Task goal: Extract each line of the records below that contains the word "años".
▬▬▬
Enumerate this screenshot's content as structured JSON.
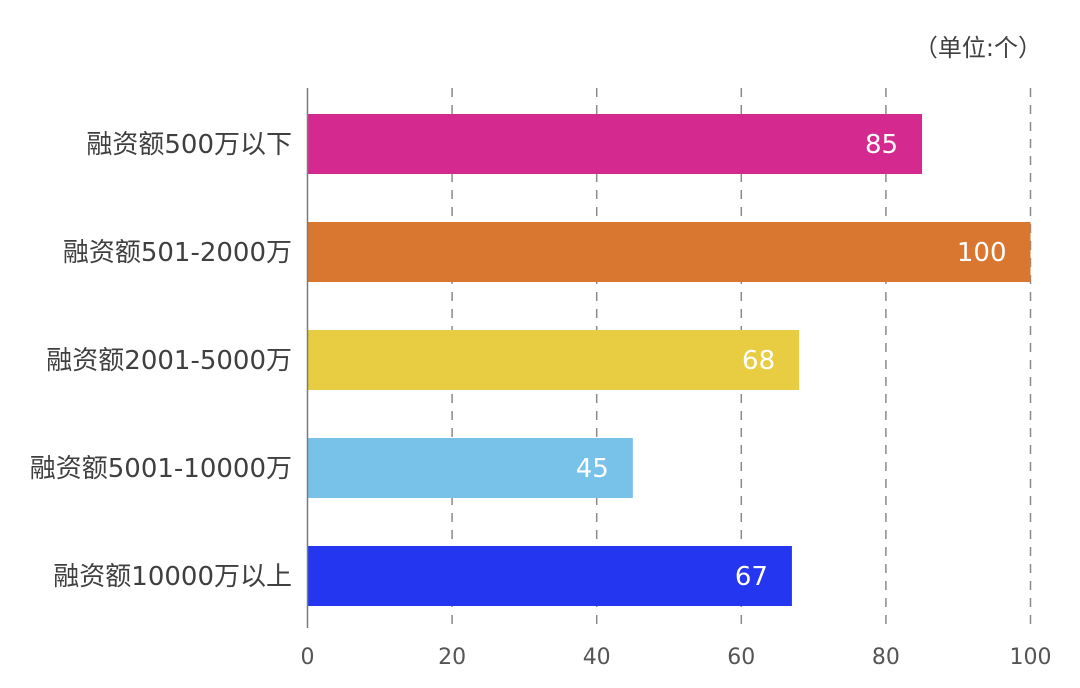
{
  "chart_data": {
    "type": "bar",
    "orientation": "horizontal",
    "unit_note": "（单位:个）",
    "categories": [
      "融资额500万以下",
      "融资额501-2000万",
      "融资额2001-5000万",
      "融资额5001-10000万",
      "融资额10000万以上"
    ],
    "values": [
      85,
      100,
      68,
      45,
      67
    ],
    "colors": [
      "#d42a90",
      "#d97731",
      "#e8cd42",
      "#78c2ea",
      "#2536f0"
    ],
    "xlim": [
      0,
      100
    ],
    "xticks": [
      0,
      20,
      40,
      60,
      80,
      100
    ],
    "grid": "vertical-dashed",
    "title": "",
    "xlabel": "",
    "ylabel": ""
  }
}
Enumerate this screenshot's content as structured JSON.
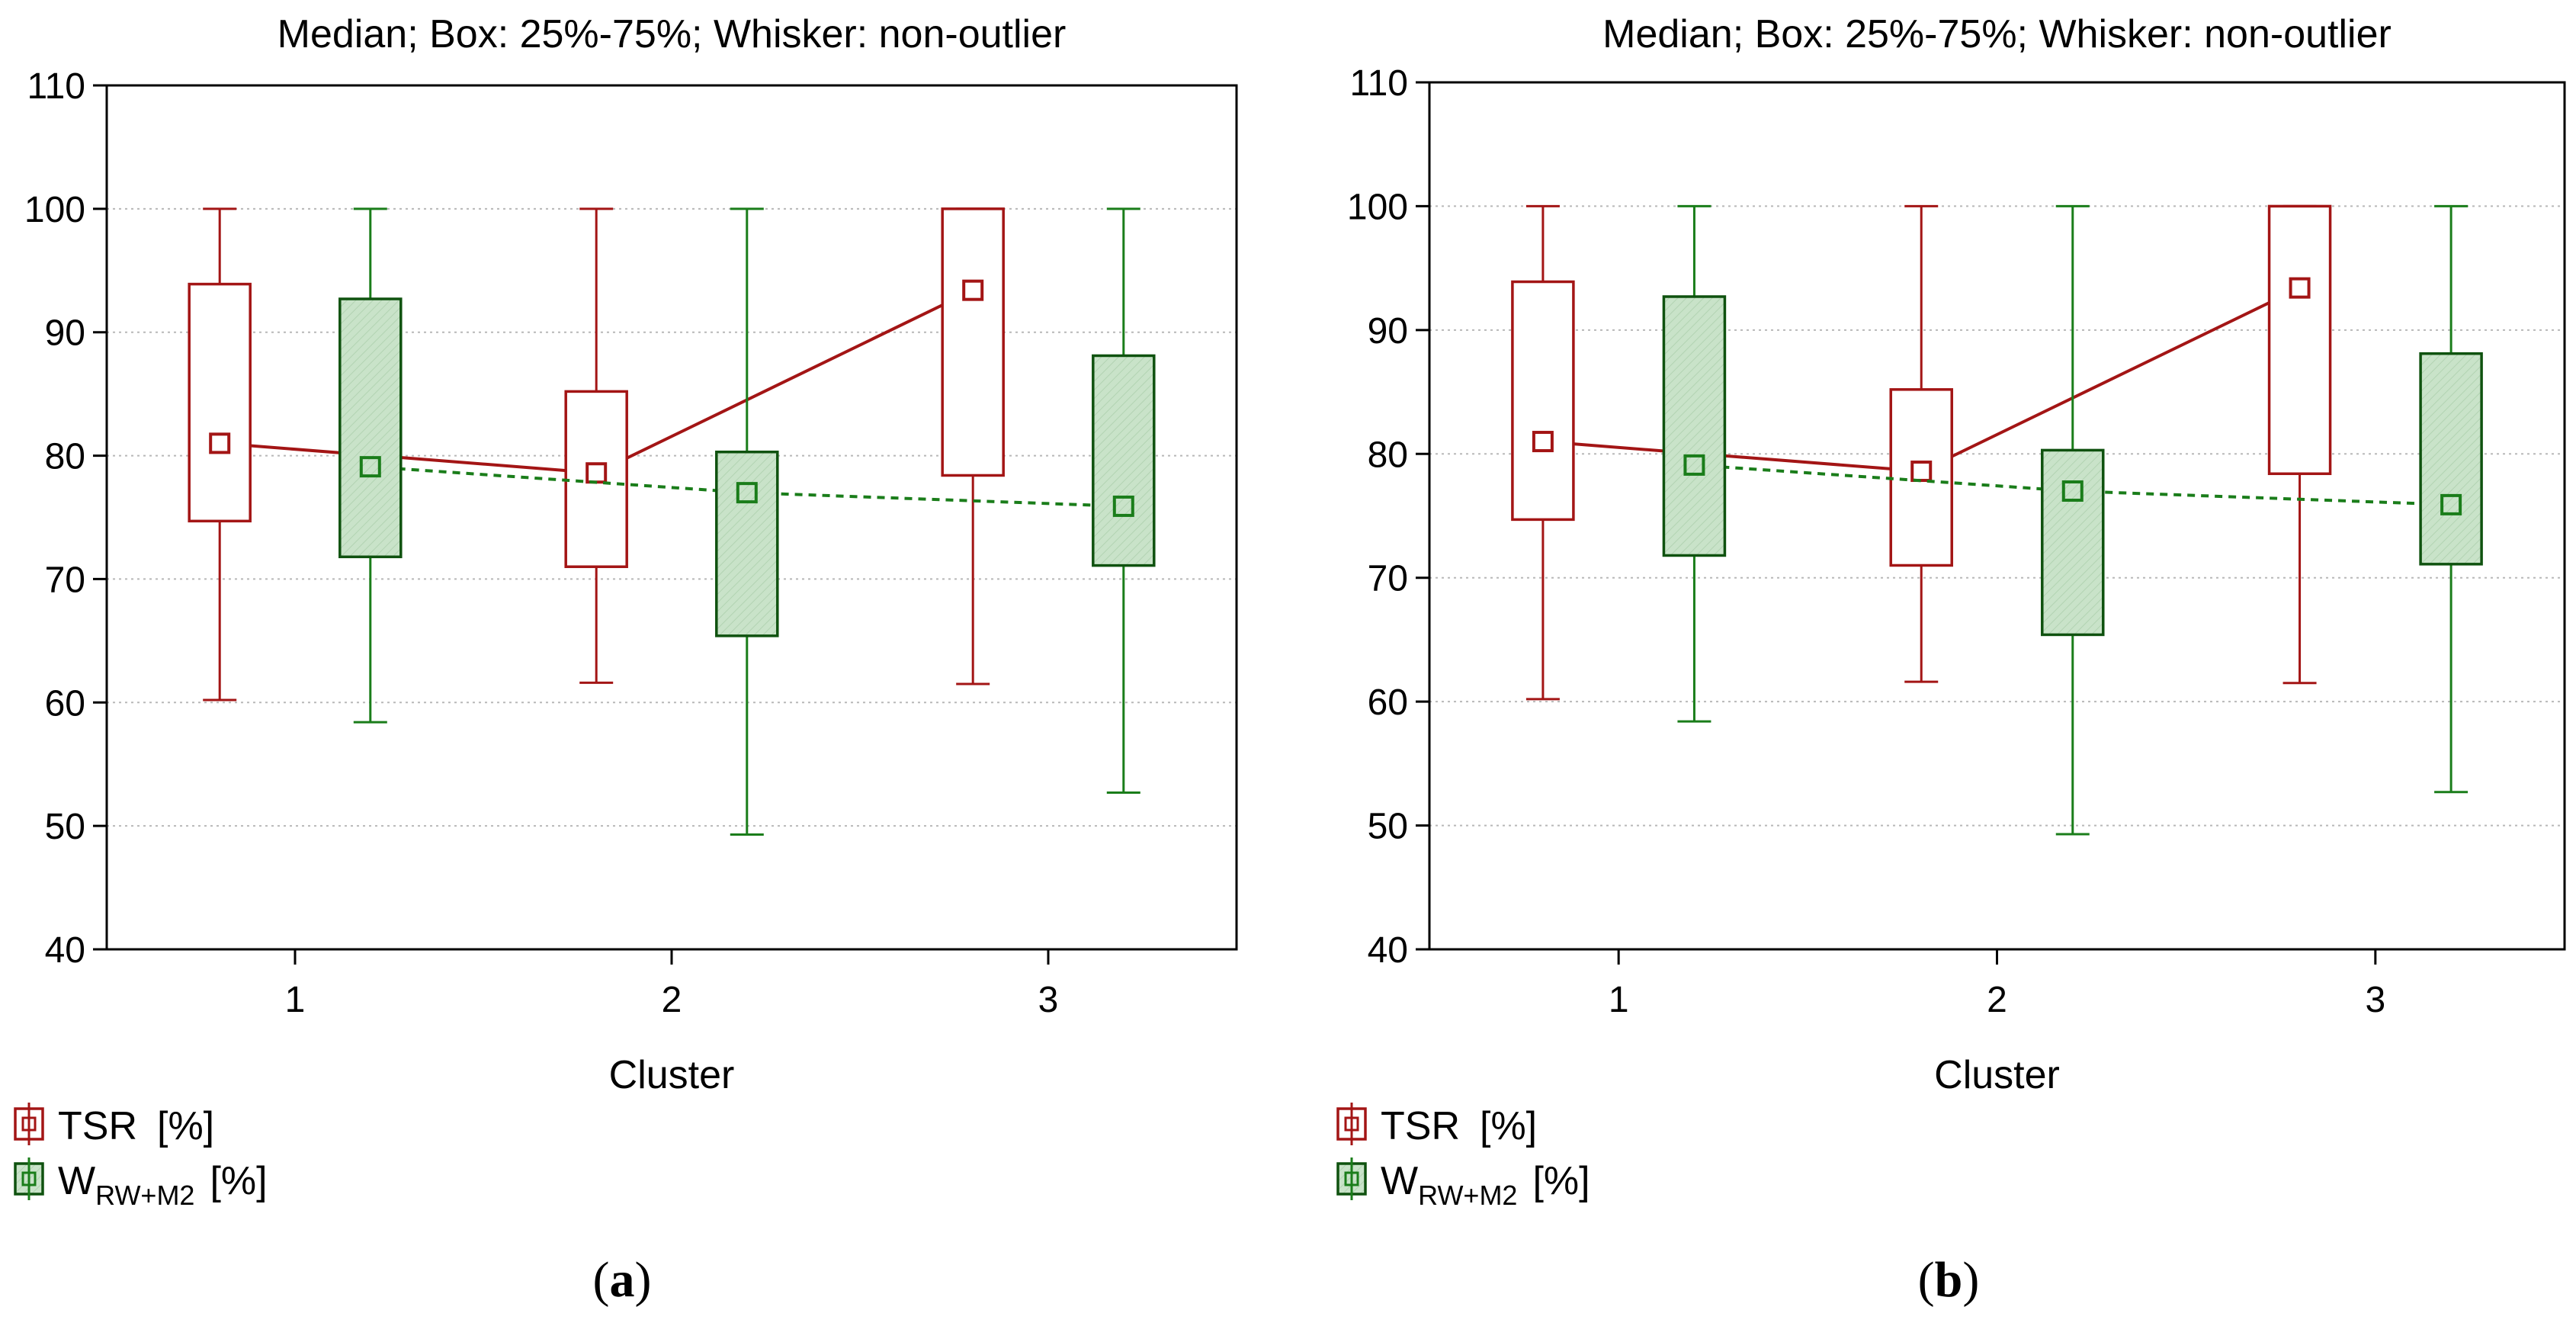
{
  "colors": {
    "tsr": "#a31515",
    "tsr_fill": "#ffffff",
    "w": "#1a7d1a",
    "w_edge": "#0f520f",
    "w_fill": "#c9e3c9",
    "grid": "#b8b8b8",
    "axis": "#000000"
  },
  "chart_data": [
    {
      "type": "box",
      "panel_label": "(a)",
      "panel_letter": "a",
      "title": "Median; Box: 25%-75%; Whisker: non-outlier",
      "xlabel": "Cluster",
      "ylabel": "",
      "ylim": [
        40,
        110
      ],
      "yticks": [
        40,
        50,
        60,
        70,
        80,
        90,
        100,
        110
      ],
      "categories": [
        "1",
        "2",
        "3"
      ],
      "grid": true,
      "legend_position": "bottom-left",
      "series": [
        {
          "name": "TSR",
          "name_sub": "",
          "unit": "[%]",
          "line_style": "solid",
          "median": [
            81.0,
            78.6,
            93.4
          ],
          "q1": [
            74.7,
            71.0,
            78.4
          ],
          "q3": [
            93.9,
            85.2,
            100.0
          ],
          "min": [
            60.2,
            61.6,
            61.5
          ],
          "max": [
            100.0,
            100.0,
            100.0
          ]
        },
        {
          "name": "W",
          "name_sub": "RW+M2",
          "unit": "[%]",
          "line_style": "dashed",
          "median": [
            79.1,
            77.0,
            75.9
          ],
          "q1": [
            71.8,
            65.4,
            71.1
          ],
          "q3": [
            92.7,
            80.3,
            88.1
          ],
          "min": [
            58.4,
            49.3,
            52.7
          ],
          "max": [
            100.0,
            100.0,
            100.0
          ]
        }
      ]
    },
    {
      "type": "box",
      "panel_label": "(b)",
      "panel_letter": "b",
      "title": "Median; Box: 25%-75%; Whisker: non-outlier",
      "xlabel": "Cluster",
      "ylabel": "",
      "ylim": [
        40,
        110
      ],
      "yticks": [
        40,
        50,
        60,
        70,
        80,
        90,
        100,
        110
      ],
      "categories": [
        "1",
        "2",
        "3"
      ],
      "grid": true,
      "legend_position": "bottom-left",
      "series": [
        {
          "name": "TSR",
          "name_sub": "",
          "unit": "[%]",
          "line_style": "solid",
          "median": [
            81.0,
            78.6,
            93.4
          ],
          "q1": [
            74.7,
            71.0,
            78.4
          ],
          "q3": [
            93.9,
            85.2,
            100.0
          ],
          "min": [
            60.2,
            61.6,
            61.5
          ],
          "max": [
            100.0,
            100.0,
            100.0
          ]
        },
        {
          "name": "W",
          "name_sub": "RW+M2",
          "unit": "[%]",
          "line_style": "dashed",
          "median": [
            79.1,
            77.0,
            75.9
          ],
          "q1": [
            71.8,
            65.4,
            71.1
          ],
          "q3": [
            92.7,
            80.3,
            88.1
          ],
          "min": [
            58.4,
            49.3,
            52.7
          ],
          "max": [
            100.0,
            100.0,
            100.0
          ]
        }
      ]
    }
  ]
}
▬▬▬
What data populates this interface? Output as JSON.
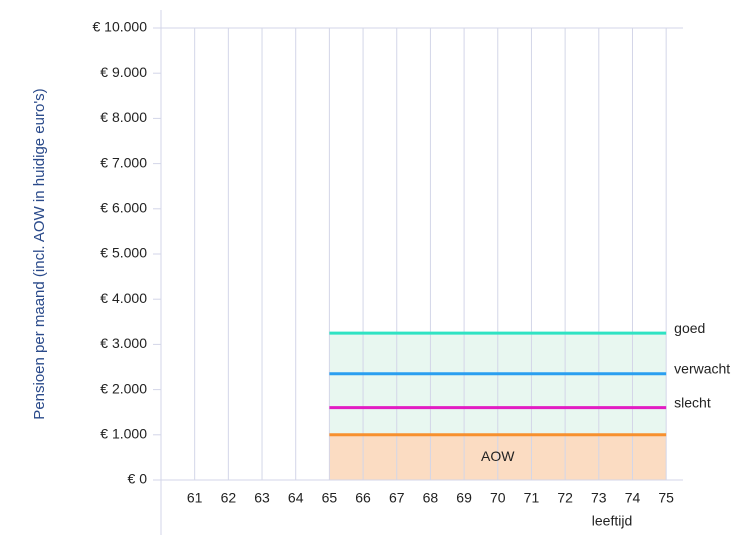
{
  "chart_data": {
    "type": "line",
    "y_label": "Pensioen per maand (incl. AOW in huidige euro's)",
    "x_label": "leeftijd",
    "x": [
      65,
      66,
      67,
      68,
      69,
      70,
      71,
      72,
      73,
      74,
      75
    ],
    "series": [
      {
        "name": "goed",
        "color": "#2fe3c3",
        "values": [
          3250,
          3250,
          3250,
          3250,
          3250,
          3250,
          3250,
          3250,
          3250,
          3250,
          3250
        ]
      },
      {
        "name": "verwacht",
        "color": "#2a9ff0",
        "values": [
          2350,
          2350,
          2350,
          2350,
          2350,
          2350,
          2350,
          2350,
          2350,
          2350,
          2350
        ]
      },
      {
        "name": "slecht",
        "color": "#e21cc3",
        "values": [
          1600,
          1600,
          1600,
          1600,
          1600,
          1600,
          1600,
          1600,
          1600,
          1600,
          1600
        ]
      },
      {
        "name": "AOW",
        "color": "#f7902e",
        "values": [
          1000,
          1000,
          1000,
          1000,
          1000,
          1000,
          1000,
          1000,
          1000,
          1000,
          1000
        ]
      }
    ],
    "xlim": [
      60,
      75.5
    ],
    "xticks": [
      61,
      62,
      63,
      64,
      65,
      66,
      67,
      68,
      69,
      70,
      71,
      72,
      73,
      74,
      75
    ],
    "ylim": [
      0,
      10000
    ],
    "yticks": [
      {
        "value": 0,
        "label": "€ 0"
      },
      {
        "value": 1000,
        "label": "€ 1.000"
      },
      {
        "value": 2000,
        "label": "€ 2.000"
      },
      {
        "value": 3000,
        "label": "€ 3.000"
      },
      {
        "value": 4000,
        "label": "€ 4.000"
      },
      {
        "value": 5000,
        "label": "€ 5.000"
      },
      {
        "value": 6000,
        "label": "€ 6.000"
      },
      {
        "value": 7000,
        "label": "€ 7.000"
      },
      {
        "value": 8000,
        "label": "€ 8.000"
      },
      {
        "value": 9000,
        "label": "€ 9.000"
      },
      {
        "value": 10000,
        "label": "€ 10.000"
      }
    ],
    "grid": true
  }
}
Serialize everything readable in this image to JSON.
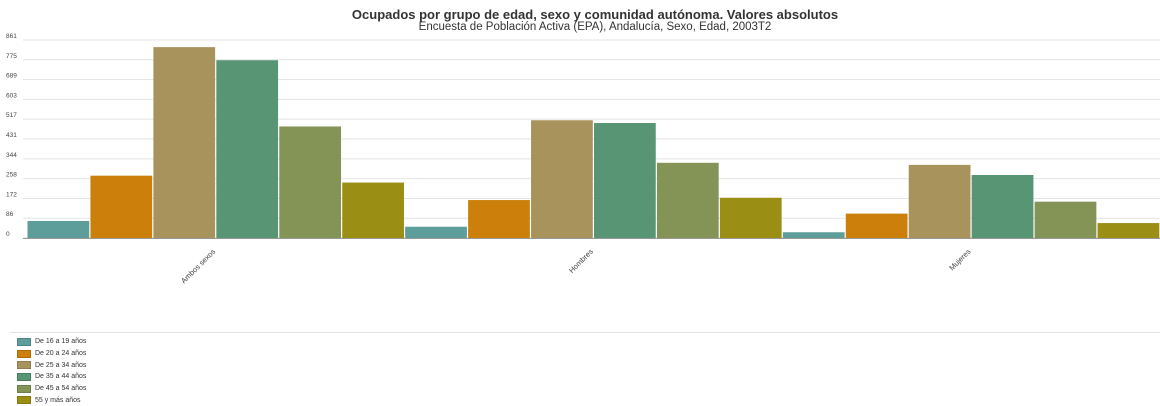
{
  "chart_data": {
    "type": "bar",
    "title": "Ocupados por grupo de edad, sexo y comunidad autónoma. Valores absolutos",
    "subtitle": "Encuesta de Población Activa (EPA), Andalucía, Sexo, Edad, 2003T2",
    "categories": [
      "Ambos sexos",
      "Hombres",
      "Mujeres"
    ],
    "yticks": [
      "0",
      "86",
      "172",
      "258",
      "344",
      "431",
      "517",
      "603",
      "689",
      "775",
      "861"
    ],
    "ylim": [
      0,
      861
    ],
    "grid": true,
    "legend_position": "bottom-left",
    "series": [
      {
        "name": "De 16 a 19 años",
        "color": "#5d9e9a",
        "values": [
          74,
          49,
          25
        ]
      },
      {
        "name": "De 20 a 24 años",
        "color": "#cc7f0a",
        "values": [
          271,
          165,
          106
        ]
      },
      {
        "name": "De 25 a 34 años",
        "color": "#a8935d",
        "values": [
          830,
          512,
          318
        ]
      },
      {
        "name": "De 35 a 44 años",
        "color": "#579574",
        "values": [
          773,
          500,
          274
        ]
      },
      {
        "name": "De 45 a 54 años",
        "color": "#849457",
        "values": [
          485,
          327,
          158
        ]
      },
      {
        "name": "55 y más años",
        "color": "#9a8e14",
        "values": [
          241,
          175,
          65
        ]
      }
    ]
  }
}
▬▬▬
Answer to the exercise:
        "name": "De 16 a 19 años",
        "name": "De 20 a 24 años",
        "name": "De 25 a 34 años",
        "name": "De 35 a 44 años",
        "name": "De 45 a 54 años",
        "name": "55 y más años",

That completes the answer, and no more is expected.